'''
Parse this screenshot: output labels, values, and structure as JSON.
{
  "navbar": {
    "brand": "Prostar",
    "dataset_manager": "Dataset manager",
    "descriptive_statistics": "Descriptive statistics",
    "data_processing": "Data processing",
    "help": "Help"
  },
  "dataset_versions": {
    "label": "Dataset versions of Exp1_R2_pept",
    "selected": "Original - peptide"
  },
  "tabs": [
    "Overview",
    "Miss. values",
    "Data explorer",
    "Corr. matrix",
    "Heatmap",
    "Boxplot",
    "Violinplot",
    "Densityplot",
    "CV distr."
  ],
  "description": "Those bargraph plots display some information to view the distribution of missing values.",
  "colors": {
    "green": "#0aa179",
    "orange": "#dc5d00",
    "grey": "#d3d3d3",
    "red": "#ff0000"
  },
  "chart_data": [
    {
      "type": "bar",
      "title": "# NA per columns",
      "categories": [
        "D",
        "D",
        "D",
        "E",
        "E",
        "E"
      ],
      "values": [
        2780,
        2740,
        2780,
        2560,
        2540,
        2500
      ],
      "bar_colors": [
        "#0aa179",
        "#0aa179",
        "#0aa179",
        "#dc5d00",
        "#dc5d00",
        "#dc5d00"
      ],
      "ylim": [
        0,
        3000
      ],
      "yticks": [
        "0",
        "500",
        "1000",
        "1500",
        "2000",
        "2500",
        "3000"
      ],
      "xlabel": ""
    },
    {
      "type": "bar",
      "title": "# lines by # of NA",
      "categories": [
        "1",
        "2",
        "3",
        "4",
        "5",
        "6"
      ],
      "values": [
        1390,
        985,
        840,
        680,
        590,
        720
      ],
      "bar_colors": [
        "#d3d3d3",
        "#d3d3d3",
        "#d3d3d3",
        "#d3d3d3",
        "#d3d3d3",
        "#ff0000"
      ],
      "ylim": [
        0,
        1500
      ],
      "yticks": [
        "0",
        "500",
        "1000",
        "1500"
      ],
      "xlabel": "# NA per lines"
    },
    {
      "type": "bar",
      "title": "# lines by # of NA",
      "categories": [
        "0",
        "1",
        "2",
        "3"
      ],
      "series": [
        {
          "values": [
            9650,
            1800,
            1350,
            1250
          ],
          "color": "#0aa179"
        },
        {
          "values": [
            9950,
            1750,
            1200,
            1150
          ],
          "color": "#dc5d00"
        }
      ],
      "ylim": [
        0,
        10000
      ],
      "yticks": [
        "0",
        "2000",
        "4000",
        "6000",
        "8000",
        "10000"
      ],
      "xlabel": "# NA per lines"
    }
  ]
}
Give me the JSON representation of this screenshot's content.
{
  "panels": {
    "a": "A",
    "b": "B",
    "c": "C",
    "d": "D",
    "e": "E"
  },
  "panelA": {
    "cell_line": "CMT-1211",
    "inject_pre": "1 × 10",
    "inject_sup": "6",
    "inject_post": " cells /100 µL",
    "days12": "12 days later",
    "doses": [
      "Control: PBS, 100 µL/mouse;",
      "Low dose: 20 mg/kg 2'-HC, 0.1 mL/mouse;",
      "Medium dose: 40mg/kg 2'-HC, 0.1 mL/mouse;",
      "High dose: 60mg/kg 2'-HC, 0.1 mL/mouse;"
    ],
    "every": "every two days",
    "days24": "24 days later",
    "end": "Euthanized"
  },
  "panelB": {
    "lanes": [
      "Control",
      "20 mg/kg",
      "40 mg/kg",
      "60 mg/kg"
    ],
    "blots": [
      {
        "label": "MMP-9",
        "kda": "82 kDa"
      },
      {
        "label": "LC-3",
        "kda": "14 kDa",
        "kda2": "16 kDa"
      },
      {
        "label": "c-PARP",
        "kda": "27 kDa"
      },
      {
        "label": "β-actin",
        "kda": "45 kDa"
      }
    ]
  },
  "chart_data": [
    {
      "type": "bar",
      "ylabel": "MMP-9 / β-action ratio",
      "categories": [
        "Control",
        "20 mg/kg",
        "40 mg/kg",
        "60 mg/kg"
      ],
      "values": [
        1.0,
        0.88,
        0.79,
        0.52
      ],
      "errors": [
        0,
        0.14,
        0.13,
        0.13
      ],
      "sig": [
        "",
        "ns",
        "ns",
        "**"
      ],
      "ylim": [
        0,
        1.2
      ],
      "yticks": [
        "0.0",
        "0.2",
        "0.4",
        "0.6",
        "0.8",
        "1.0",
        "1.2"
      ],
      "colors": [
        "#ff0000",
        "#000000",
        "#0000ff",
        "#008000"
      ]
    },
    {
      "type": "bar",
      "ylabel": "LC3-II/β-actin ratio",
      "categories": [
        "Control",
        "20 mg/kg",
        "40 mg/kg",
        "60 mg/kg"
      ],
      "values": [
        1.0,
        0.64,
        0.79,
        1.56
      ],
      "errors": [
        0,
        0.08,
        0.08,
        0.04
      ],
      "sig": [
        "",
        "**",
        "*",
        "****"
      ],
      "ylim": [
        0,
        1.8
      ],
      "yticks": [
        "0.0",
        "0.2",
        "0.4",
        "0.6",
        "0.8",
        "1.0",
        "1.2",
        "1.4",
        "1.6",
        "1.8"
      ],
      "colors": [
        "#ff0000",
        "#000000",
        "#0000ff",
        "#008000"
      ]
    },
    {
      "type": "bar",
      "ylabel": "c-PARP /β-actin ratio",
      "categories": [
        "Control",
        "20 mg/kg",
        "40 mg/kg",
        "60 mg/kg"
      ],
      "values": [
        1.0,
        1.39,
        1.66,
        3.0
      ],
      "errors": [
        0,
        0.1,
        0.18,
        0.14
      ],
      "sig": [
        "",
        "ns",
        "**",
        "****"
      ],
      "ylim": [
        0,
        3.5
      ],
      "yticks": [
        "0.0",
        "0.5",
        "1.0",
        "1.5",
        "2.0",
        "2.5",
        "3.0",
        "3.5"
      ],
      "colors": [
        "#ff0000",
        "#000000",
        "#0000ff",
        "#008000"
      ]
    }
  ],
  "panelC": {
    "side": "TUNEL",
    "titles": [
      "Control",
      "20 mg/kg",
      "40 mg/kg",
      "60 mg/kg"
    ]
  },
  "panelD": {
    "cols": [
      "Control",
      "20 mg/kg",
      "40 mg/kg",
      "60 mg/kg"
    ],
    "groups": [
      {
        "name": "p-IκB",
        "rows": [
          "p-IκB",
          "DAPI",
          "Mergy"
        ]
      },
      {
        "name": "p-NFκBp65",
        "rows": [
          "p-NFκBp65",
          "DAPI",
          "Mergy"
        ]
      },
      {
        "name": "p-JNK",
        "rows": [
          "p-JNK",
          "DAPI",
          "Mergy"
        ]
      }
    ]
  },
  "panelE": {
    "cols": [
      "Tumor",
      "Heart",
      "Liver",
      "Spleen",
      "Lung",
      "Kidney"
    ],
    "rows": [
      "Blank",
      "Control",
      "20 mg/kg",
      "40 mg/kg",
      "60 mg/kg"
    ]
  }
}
'''
### WHAT THE TASK REQUIRES
Note every line of the records that holds the word "ylabel", and copy it.

### EXERCISE RESULT
      "ylabel": "MMP-9 / β-action ratio",
      "ylabel": "LC3-II/β-actin ratio",
      "ylabel": "c-PARP /β-actin ratio",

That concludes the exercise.